STATED TASK: Your answer is a single number: how many lines hold the word "this"?
--- begin EXTRACTED DATA ---
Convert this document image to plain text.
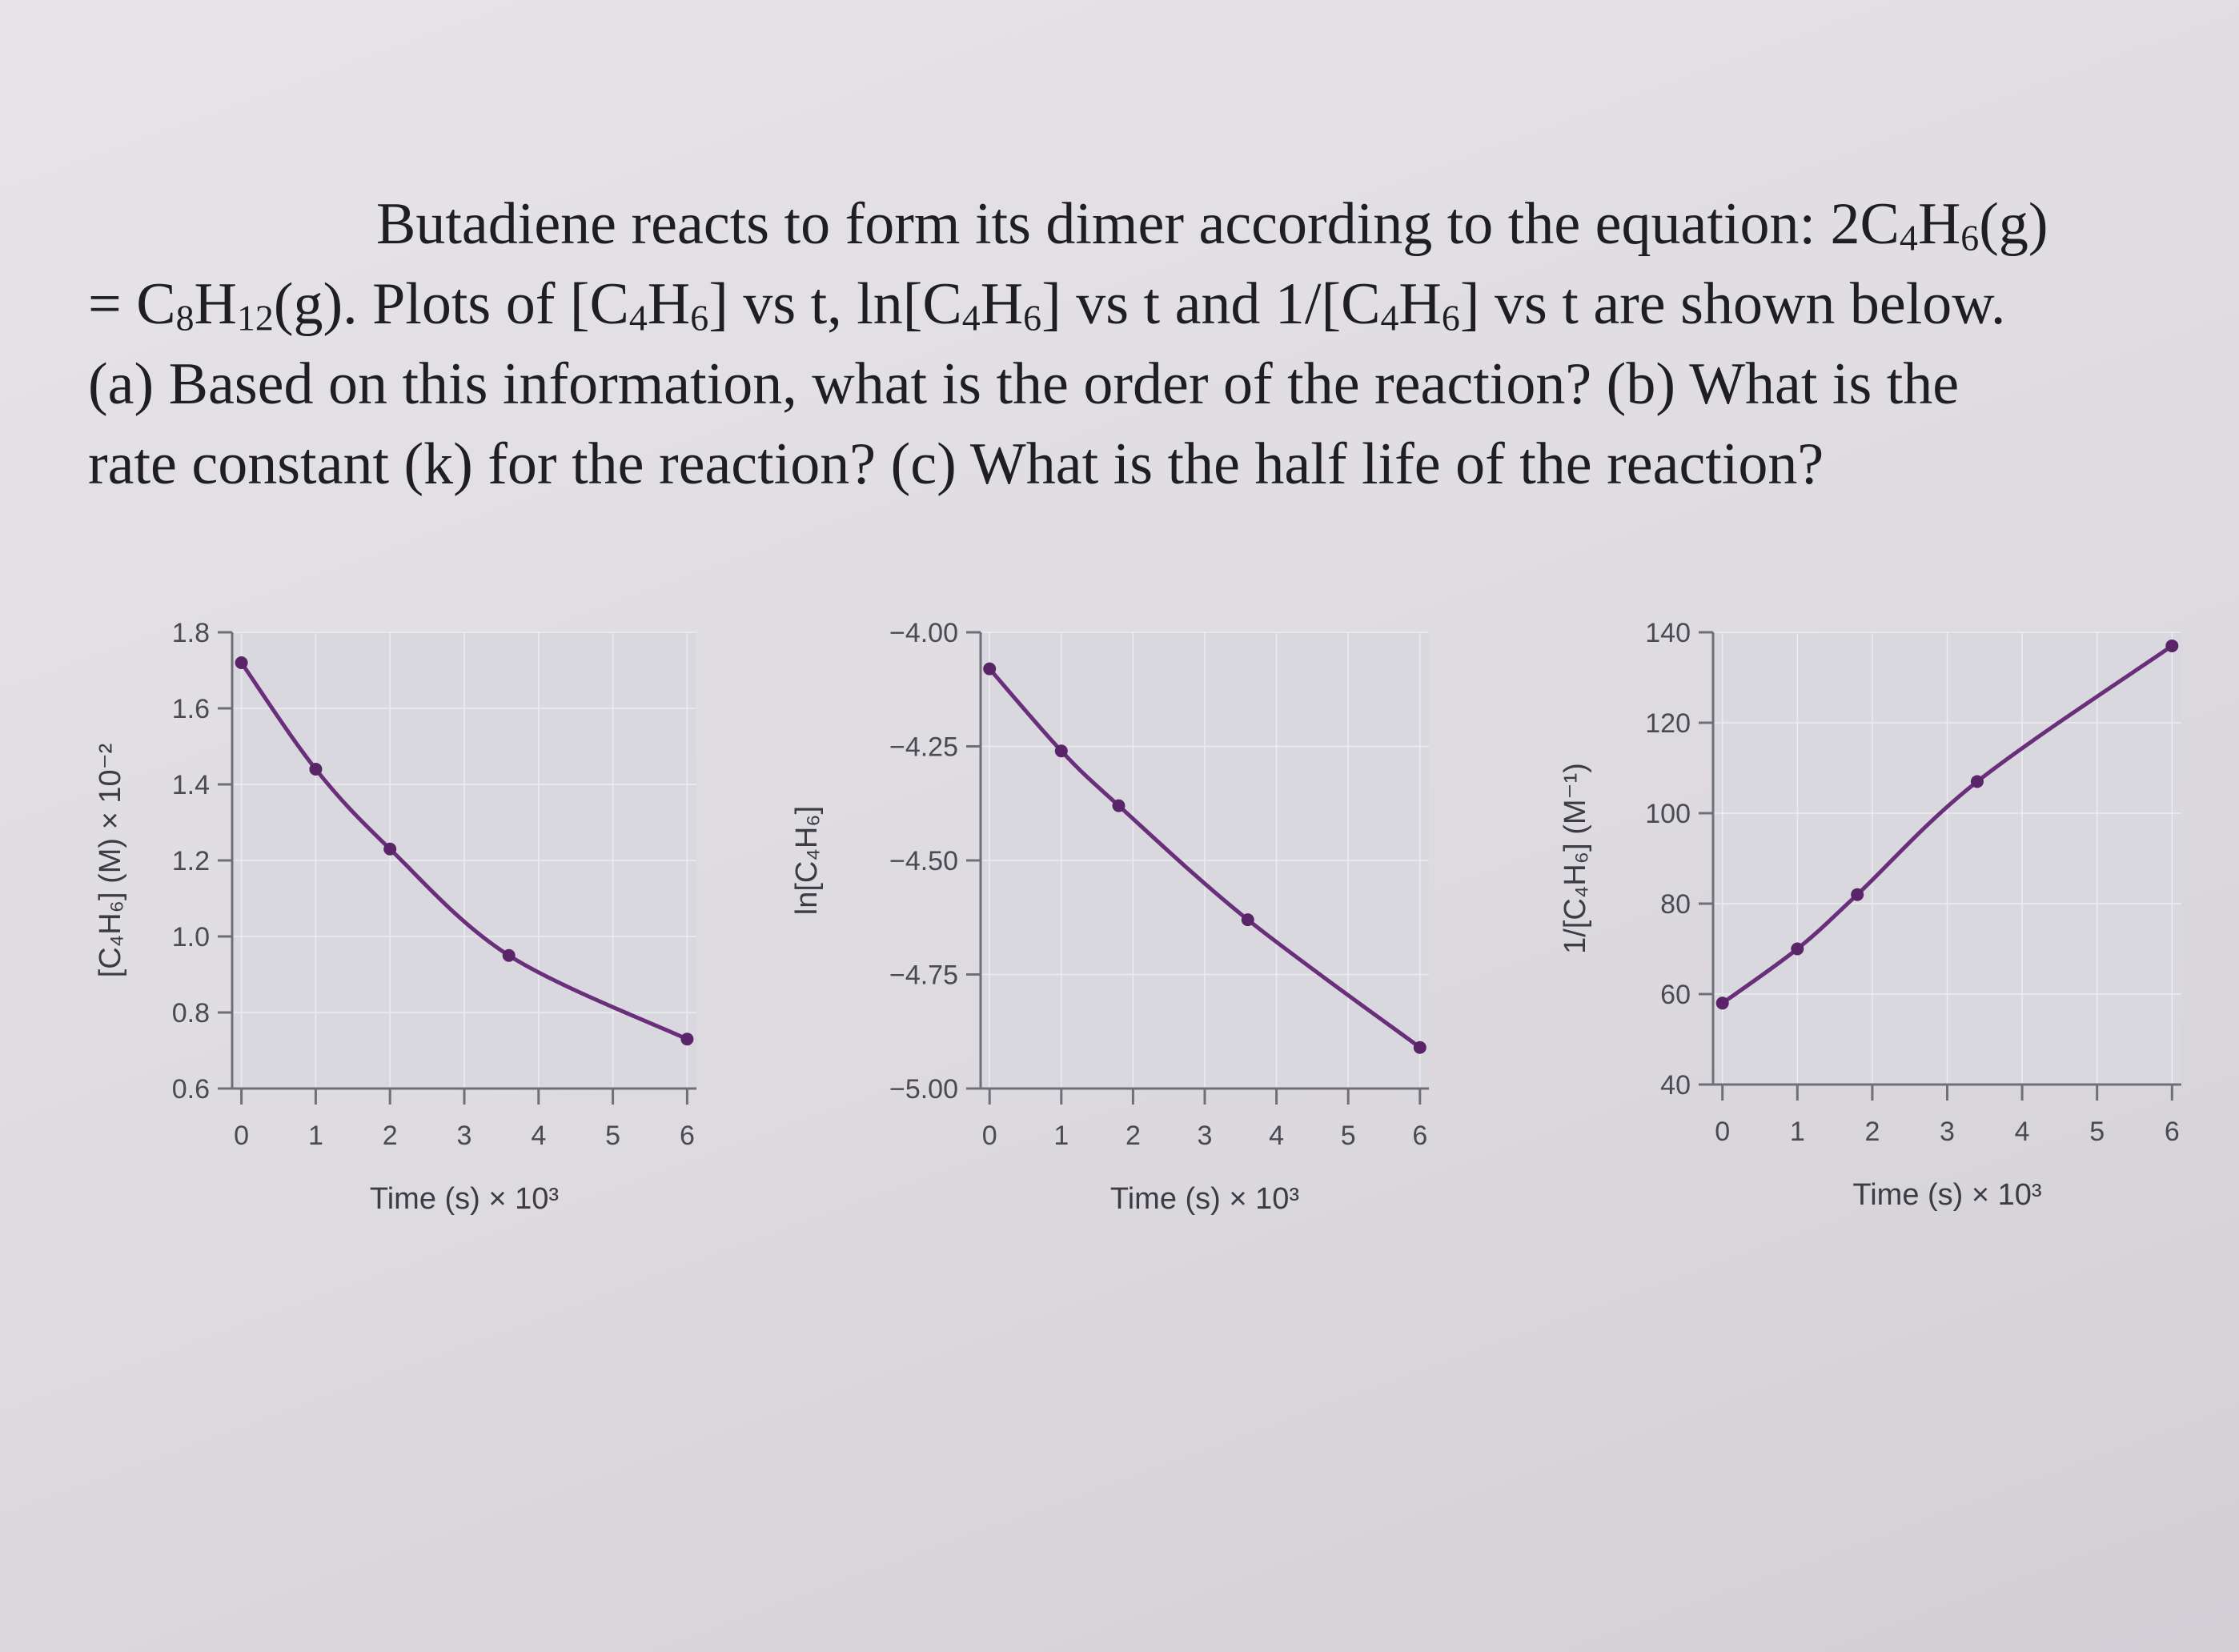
Butadiene reacts to form its dimer according to the equation: $2C_4H_6(g)$

= $C_8H_{12}(g)$. Plots of $[C_4H_6]$ vs t, $\ln[C_4H_6]$ vs t and $1/[C_4H_6]$ vs t are shown below.

(a) Based on this information, what is the order of the reaction? (b) What is the

rate constant (k) for the reaction? (c) What is the half life of the reaction?

0 1 2 3 4 5 6
0.6
0.8
1.0
1.2
1.4
1.6
1.8
Time (s) × 10³
[C₄H₆] (M) × 10⁻²
0 1 2 3 4 5 6
−5.00
−4.75
−4.50
−4.25
−4.00
Time (s) × 10³
ln[C₄H₆]
0 1 2 3 4 5 6
40
60
80
100
120
140
Time (s) × 10³
1/[C₄H₆] (M⁻¹)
--- end EXTRACTED DATA ---
ANSWER: 2